- [Source records]
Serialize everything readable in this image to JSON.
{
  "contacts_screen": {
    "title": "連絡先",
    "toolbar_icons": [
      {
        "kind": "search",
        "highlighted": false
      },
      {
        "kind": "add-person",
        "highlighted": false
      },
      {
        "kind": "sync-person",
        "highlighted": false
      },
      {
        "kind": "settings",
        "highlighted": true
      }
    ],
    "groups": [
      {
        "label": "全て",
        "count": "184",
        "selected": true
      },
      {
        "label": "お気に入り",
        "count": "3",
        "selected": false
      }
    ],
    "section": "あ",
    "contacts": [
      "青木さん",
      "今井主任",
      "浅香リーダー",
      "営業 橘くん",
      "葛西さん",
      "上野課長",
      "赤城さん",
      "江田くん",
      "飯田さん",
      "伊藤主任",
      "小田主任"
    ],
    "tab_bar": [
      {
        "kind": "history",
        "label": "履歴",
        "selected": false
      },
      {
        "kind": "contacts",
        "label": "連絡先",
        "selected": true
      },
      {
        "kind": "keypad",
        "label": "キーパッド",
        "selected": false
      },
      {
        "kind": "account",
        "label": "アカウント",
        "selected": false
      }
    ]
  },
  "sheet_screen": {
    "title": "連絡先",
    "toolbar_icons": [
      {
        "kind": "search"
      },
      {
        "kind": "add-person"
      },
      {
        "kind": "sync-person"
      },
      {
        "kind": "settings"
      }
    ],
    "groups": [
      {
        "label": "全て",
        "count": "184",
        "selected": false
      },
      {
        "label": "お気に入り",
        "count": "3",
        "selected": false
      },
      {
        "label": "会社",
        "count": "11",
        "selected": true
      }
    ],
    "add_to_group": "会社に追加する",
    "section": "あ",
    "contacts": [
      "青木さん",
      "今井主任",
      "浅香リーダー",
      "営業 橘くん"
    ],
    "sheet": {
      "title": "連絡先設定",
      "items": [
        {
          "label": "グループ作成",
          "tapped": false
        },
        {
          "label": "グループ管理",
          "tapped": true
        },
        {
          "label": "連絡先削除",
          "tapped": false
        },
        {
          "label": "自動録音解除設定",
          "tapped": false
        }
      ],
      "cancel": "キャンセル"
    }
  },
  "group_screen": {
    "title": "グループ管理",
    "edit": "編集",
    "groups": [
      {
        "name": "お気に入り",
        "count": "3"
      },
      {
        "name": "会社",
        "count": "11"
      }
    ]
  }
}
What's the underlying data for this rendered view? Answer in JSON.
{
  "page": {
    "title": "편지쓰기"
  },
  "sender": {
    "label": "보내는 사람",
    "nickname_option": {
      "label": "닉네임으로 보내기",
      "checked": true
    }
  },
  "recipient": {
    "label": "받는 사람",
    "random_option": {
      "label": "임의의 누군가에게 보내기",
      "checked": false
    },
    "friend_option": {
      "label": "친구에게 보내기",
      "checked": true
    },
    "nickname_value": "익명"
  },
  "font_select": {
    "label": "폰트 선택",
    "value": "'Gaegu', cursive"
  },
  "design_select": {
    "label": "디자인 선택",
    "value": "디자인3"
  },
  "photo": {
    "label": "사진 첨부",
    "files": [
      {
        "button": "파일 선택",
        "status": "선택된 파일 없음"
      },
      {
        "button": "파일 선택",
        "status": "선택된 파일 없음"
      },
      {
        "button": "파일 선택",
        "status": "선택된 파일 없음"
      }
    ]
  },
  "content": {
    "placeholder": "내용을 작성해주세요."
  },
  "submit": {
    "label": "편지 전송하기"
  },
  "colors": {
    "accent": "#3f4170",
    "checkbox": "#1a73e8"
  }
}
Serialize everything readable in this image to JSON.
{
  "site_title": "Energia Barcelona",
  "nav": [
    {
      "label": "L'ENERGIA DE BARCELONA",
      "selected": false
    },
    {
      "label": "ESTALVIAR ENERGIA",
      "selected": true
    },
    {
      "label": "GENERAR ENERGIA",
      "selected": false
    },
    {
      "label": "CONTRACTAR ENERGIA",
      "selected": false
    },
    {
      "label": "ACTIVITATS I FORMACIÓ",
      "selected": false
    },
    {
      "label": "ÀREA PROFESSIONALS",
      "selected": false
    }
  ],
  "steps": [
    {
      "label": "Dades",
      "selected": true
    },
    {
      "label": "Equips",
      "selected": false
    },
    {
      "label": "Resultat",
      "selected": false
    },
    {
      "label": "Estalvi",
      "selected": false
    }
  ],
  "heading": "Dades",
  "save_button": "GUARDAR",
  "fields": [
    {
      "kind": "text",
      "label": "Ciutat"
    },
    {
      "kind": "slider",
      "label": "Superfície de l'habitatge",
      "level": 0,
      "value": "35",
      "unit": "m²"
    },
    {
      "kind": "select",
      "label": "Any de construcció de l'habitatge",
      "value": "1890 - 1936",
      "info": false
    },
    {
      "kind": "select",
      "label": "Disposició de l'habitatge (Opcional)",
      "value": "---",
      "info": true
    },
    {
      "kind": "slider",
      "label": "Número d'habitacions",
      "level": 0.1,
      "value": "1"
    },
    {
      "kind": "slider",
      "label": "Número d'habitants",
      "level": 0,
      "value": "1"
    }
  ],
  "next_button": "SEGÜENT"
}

- [The exercise] Exactly as shown above, return every record.

- [Result below]
Serialize everything readable in this image to JSON.
{
  "contacts_screen": {
    "title": "連絡先",
    "toolbar_icons": [
      {
        "kind": "search",
        "highlighted": false
      },
      {
        "kind": "add-person",
        "highlighted": false
      },
      {
        "kind": "sync-person",
        "highlighted": false
      },
      {
        "kind": "settings",
        "highlighted": true
      }
    ],
    "groups": [
      {
        "label": "全て",
        "count": "184",
        "selected": true
      },
      {
        "label": "お気に入り",
        "count": "3",
        "selected": false
      }
    ],
    "section": "あ",
    "contacts": [
      "青木さん",
      "今井主任",
      "浅香リーダー",
      "営業 橘くん",
      "葛西さん",
      "上野課長",
      "赤城さん",
      "江田くん",
      "飯田さん",
      "伊藤主任",
      "小田主任"
    ],
    "tab_bar": [
      {
        "kind": "history",
        "label": "履歴",
        "selected": false
      },
      {
        "kind": "contacts",
        "label": "連絡先",
        "selected": true
      },
      {
        "kind": "keypad",
        "label": "キーパッド",
        "selected": false
      },
      {
        "kind": "account",
        "label": "アカウント",
        "selected": false
      }
    ]
  },
  "sheet_screen": {
    "title": "連絡先",
    "toolbar_icons": [
      {
        "kind": "search"
      },
      {
        "kind": "add-person"
      },
      {
        "kind": "sync-person"
      },
      {
        "kind": "settings"
      }
    ],
    "groups": [
      {
        "label": "全て",
        "count": "184",
        "selected": false
      },
      {
        "label": "お気に入り",
        "count": "3",
        "selected": false
      },
      {
        "label": "会社",
        "count": "11",
        "selected": true
      }
    ],
    "add_to_group": "会社に追加する",
    "section": "あ",
    "contacts": [
      "青木さん",
      "今井主任",
      "浅香リーダー",
      "営業 橘くん"
    ],
    "sheet": {
      "title": "連絡先設定",
      "items": [
        {
          "label": "グループ作成",
          "tapped": false
        },
        {
          "label": "グループ管理",
          "tapped": true
        },
        {
          "label": "連絡先削除",
          "tapped": false
        },
        {
          "label": "自動録音解除設定",
          "tapped": false
        }
      ],
      "cancel": "キャンセル"
    }
  },
  "group_screen": {
    "title": "グループ管理",
    "edit": "編集",
    "groups": [
      {
        "name": "お気に入り",
        "count": "3"
      },
      {
        "name": "会社",
        "count": "11"
      }
    ]
  }
}
What's the underlying data for this rendered view? Answer in JSON.
{
  "page": {
    "title": "편지쓰기"
  },
  "sender": {
    "label": "보내는 사람",
    "nickname_option": {
      "label": "닉네임으로 보내기",
      "checked": true
    }
  },
  "recipient": {
    "label": "받는 사람",
    "random_option": {
      "label": "임의의 누군가에게 보내기",
      "checked": false
    },
    "friend_option": {
      "label": "친구에게 보내기",
      "checked": true
    },
    "nickname_value": "익명"
  },
  "font_select": {
    "label": "폰트 선택",
    "value": "'Gaegu', cursive"
  },
  "design_select": {
    "label": "디자인 선택",
    "value": "디자인3"
  },
  "photo": {
    "label": "사진 첨부",
    "files": [
      {
        "button": "파일 선택",
        "status": "선택된 파일 없음"
      },
      {
        "button": "파일 선택",
        "status": "선택된 파일 없음"
      },
      {
        "button": "파일 선택",
        "status": "선택된 파일 없음"
      }
    ]
  },
  "content": {
    "placeholder": "내용을 작성해주세요."
  },
  "submit": {
    "label": "편지 전송하기"
  },
  "colors": {
    "accent": "#3f4170",
    "checkbox": "#1a73e8"
  }
}
Serialize everything readable in this image to JSON.
{
  "site_title": "Energia Barcelona",
  "nav": [
    {
      "label": "L'ENERGIA DE BARCELONA",
      "selected": false
    },
    {
      "label": "ESTALVIAR ENERGIA",
      "selected": true
    },
    {
      "label": "GENERAR ENERGIA",
      "selected": false
    },
    {
      "label": "CONTRACTAR ENERGIA",
      "selected": false
    },
    {
      "label": "ACTIVITATS I FORMACIÓ",
      "selected": false
    },
    {
      "label": "ÀREA PROFESSIONALS",
      "selected": false
    }
  ],
  "steps": [
    {
      "label": "Dades",
      "selected": true
    },
    {
      "label": "Equips",
      "selected": false
    },
    {
      "label": "Resultat",
      "selected": false
    },
    {
      "label": "Estalvi",
      "selected": false
    }
  ],
  "heading": "Dades",
  "save_button": "GUARDAR",
  "fields": [
    {
      "kind": "text",
      "label": "Ciutat"
    },
    {
      "kind": "slider",
      "label": "Superfície de l'habitatge",
      "level": 0,
      "value": "35",
      "unit": "m²"
    },
    {
      "kind": "select",
      "label": "Any de construcció de l'habitatge",
      "value": "1890 - 1936",
      "info": false
    },
    {
      "kind": "select",
      "label": "Disposició de l'habitatge (Opcional)",
      "value": "---",
      "info": true
    },
    {
      "kind": "slider",
      "label": "Número d'habitacions",
      "level": 0.1,
      "value": "1"
    },
    {
      "kind": "slider",
      "label": "Número d'habitants",
      "level": 0,
      "value": "1"
    }
  ],
  "next_button": "SEGÜENT"
}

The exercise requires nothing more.